→ **YOUR TASK**
Copy out each line of the data holding "like".

→ **LISTED RECORDS**
━━━━━━━━━━

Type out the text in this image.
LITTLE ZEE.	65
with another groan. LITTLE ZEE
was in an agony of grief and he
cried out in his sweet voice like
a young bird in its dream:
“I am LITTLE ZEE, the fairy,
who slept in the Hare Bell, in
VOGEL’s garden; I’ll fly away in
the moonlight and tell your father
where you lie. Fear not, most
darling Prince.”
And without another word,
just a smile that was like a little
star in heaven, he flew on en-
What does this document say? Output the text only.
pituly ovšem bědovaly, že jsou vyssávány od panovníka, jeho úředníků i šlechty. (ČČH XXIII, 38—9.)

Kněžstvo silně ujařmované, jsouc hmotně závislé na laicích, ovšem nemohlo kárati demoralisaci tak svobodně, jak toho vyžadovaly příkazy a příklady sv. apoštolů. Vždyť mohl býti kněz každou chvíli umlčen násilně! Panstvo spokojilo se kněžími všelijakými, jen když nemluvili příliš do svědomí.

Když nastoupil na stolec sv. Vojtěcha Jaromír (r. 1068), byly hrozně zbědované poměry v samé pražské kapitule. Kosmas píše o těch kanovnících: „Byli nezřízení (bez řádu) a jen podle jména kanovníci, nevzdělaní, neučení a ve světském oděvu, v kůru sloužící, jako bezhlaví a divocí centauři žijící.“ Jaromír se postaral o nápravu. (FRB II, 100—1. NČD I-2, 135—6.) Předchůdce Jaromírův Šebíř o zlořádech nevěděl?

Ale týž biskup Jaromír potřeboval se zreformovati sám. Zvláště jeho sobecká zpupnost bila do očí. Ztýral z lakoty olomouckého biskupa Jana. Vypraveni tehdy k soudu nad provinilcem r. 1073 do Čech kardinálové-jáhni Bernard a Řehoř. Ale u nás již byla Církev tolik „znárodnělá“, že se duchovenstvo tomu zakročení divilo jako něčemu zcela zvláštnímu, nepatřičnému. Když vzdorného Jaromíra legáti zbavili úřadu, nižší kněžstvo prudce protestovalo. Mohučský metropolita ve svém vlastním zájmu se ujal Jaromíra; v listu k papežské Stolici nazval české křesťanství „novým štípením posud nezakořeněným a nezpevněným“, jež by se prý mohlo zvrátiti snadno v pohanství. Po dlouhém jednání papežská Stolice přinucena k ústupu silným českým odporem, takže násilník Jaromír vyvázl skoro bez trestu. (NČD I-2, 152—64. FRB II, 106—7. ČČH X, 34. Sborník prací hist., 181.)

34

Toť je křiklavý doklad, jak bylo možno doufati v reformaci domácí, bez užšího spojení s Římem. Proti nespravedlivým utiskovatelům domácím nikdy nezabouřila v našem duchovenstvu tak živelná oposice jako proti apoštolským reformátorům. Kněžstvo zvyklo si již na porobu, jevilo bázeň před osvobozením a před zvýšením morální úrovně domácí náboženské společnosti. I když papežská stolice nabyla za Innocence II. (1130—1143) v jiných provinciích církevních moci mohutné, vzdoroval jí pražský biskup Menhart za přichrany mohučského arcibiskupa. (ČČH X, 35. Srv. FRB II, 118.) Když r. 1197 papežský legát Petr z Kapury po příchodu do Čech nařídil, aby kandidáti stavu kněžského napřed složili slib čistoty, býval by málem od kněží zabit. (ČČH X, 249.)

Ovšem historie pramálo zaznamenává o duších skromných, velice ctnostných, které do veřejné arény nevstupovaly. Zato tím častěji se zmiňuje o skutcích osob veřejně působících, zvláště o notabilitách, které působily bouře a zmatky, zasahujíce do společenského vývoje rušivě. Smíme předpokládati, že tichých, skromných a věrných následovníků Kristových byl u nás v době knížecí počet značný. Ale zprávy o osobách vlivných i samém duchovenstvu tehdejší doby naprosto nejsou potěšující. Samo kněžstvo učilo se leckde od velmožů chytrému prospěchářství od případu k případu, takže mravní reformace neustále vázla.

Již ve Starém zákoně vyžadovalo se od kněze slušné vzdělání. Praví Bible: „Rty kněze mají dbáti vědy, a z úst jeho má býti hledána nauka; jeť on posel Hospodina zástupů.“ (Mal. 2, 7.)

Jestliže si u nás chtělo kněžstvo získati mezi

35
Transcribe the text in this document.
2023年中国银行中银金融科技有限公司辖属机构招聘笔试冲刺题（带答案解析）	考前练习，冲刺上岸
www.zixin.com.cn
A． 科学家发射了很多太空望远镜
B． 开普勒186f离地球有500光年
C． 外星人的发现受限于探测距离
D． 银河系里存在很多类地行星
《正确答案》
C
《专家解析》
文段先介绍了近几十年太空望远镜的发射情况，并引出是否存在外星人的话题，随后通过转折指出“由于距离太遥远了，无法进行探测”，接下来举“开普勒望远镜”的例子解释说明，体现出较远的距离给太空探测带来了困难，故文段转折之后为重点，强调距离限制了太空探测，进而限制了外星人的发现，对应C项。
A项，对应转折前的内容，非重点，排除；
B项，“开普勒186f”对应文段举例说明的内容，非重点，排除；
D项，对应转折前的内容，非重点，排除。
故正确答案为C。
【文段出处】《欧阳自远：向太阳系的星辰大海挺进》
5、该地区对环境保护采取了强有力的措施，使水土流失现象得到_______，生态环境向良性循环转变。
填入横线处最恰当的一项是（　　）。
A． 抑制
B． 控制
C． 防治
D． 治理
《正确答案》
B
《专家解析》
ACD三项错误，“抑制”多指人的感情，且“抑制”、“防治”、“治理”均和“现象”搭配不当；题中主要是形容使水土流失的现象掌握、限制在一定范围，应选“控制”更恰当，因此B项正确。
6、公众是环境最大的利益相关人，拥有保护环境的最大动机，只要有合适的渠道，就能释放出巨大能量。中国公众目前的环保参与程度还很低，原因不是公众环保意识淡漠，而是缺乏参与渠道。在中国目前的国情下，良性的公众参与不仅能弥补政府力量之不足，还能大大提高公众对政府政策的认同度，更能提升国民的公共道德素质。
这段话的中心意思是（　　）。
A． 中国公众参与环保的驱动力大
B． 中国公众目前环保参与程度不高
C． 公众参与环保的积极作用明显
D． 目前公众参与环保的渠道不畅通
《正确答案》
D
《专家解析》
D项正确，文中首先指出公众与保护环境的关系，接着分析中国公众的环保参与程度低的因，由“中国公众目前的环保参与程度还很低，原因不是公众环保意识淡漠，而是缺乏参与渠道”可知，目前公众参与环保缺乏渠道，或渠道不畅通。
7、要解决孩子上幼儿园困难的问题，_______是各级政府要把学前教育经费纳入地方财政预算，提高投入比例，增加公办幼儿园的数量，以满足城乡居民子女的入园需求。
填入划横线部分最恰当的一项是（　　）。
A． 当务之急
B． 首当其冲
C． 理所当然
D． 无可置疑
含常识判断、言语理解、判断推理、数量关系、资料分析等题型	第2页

━━━━━━━━━━

→ **SOLVED PROBLEM**
cried out in his sweet voice like
just a smile that was like a little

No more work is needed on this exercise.